┏━━
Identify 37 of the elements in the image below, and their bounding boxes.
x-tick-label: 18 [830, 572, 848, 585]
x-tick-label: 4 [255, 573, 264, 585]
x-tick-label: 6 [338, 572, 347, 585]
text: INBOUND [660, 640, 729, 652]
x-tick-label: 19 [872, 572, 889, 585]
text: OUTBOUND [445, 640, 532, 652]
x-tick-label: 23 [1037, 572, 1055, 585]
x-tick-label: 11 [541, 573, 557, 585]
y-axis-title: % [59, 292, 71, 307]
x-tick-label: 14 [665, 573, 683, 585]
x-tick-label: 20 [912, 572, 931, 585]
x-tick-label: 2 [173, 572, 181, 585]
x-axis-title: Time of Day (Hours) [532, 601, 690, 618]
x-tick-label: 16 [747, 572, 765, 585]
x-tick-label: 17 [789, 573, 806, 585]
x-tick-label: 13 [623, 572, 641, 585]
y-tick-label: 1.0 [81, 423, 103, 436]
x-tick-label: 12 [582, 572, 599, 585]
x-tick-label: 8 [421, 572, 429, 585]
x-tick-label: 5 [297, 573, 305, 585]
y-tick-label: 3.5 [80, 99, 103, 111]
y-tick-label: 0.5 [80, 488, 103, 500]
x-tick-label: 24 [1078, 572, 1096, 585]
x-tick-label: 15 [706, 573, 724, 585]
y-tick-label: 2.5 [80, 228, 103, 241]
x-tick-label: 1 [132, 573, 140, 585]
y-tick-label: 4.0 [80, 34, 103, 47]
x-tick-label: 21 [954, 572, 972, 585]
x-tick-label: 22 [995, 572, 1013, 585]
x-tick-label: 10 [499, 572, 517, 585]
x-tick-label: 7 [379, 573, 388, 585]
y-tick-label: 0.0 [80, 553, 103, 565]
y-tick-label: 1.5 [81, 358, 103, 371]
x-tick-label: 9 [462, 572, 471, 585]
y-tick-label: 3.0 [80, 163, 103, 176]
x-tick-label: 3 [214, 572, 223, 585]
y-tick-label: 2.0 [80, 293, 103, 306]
┗━━
Requirements: Format the listing above as a numbered list with every line in it, leaving out any blank lines.

The solution:
1. Identify 37 of the elements in the image below, and their bounding boxes.
2. x-tick-label: 18 [830, 572, 848, 585]
3. x-tick-label: 4 [255, 573, 264, 585]
4. x-tick-label: 6 [338, 572, 347, 585]
5. text: INBOUND [660, 640, 729, 652]
6. x-tick-label: 19 [872, 572, 889, 585]
7. text: OUTBOUND [445, 640, 532, 652]
8. x-tick-label: 23 [1037, 572, 1055, 585]
9. x-tick-label: 11 [541, 573, 557, 585]
10. y-axis-title: % [59, 292, 71, 307]
11. x-tick-label: 14 [665, 573, 683, 585]
12. x-tick-label: 20 [912, 572, 931, 585]
13. x-tick-label: 2 [173, 572, 181, 585]
14. x-axis-title: Time of Day (Hours) [532, 601, 690, 618]
15. x-tick-label: 16 [747, 572, 765, 585]
16. x-tick-label: 17 [789, 573, 806, 585]
17. x-tick-label: 13 [623, 572, 641, 585]
18. y-tick-label: 1.0 [81, 423, 103, 436]
19. x-tick-label: 12 [582, 572, 599, 585]
20. x-tick-label: 8 [421, 572, 429, 585]
21. x-tick-label: 5 [297, 573, 305, 585]
22. y-tick-label: 3.5 [80, 99, 103, 111]
23. y-tick-label: 0.5 [80, 488, 103, 500]
24. x-tick-label: 24 [1078, 572, 1096, 585]
25. x-tick-label: 15 [706, 573, 724, 585]
26. y-tick-label: 2.5 [80, 228, 103, 241]
27. x-tick-label: 1 [132, 573, 140, 585]
28. y-tick-label: 4.0 [80, 34, 103, 47]
29. x-tick-label: 21 [954, 572, 972, 585]
30. x-tick-label: 22 [995, 572, 1013, 585]
31. x-tick-label: 10 [499, 572, 517, 585]
32. x-tick-label: 7 [379, 573, 388, 585]
33. y-tick-label: 0.0 [80, 553, 103, 565]
34. y-tick-label: 1.5 [81, 358, 103, 371]
35. x-tick-label: 9 [462, 572, 471, 585]
36. y-tick-label: 3.0 [80, 163, 103, 176]
37. x-tick-label: 3 [214, 572, 223, 585]
38. y-tick-label: 2.0 [80, 293, 103, 306]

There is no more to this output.